Extract all lines from the data beneath that include the word "根据上文中的".

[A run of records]
__________
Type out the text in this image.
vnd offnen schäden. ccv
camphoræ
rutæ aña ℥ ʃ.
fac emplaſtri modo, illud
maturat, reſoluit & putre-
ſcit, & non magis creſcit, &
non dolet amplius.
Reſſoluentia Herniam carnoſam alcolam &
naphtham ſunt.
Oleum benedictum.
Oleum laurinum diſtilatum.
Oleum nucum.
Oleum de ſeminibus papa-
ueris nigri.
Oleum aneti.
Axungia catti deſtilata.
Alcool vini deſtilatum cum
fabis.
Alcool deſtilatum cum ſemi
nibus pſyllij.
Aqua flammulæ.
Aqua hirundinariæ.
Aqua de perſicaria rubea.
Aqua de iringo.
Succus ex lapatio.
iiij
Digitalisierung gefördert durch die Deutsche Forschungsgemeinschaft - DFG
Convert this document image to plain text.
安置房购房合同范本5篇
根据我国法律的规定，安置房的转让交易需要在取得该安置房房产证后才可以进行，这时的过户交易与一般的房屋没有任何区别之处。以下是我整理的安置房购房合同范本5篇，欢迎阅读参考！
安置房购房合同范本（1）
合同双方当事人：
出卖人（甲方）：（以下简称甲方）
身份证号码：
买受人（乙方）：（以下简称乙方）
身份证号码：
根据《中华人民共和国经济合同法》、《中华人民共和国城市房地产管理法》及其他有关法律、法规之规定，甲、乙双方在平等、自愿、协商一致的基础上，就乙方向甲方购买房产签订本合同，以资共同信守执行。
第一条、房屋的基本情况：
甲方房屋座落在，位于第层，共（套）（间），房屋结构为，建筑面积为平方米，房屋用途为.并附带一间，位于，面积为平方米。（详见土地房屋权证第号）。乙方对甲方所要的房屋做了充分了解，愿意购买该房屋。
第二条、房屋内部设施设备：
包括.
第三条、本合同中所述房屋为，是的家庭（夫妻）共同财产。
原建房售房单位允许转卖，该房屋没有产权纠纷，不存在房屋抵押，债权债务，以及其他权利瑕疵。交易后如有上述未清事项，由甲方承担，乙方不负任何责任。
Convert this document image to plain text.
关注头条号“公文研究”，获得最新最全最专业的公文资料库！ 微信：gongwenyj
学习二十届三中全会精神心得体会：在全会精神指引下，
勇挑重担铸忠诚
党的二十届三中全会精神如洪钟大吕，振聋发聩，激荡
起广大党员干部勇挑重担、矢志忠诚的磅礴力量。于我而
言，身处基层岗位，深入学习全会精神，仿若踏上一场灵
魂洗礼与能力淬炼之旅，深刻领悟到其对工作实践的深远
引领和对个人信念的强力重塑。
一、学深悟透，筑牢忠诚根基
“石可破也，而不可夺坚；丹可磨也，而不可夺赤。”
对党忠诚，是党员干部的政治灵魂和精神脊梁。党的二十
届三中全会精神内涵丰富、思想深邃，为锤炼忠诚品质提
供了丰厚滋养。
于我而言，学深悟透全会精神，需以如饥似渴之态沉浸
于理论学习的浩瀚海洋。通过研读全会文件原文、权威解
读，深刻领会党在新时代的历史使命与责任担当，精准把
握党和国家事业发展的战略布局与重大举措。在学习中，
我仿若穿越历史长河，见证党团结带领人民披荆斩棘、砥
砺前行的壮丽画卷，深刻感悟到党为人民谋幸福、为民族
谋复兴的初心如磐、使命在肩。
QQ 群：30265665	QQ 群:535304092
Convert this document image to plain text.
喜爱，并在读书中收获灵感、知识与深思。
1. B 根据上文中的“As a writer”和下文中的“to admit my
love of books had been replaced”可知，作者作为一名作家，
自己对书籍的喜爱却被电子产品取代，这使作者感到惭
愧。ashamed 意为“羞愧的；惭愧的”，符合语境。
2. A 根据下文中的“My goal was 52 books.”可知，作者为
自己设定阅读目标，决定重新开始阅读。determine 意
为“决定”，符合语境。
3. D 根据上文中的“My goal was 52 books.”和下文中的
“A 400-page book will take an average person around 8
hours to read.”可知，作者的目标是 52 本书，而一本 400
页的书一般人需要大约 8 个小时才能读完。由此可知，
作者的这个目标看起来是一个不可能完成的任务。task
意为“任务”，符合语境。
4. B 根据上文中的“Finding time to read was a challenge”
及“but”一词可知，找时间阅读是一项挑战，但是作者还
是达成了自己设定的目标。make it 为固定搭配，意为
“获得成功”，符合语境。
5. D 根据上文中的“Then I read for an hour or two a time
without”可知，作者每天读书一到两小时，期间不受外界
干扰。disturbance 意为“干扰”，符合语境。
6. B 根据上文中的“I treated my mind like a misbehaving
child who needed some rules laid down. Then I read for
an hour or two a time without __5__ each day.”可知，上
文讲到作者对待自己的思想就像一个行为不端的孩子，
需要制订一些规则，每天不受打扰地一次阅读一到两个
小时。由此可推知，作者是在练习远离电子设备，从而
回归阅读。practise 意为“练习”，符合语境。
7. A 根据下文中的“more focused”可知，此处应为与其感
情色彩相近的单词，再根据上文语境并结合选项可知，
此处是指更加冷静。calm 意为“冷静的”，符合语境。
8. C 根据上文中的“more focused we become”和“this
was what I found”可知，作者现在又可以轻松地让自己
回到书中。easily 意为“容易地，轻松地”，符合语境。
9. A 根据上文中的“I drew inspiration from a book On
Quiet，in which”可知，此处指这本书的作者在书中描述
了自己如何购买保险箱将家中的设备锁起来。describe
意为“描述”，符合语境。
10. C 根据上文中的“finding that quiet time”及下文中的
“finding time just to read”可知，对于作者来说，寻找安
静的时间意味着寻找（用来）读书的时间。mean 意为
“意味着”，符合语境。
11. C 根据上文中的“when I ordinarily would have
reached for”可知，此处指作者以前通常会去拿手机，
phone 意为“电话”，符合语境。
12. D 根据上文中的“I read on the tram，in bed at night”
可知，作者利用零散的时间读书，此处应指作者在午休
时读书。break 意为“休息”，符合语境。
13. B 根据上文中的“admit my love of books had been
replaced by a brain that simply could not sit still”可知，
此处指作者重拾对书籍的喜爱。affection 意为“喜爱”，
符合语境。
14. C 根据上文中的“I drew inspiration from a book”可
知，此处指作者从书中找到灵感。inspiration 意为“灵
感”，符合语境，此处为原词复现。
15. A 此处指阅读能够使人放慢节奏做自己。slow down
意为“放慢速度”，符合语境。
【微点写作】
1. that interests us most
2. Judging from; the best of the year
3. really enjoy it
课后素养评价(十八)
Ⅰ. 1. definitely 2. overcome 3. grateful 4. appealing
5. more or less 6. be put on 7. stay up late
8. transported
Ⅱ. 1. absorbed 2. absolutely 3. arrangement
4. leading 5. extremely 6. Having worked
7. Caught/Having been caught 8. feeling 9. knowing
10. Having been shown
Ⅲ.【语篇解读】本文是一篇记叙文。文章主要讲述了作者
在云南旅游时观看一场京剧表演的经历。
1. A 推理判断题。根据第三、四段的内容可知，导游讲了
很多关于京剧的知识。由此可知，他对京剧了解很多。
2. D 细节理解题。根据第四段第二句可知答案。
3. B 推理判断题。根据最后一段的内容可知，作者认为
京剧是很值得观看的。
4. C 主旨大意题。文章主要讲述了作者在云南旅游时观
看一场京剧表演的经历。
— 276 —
__________
Answer in full:
1. B 根据上文中的“As a writer”和下文中的“to admit my
3. D 根据上文中的“My goal was 52 books.”和下文中的
4. B 根据上文中的“Finding time to read was a challenge”
5. D 根据上文中的“Then I read for an hour or two a time
6. B 根据上文中的“I treated my mind like a misbehaving
8. C 根据上文中的“more focused we become”和“this
9. A 根据上文中的“I drew inspiration from a book On
10. C 根据上文中的“finding that quiet time”及下文中的
11. C 根据上文中的“when I ordinarily would have
12. D 根据上文中的“I read on the tram，in bed at night”
13. B 根据上文中的“admit my love of books had been
14. C 根据上文中的“I drew inspiration from a book”可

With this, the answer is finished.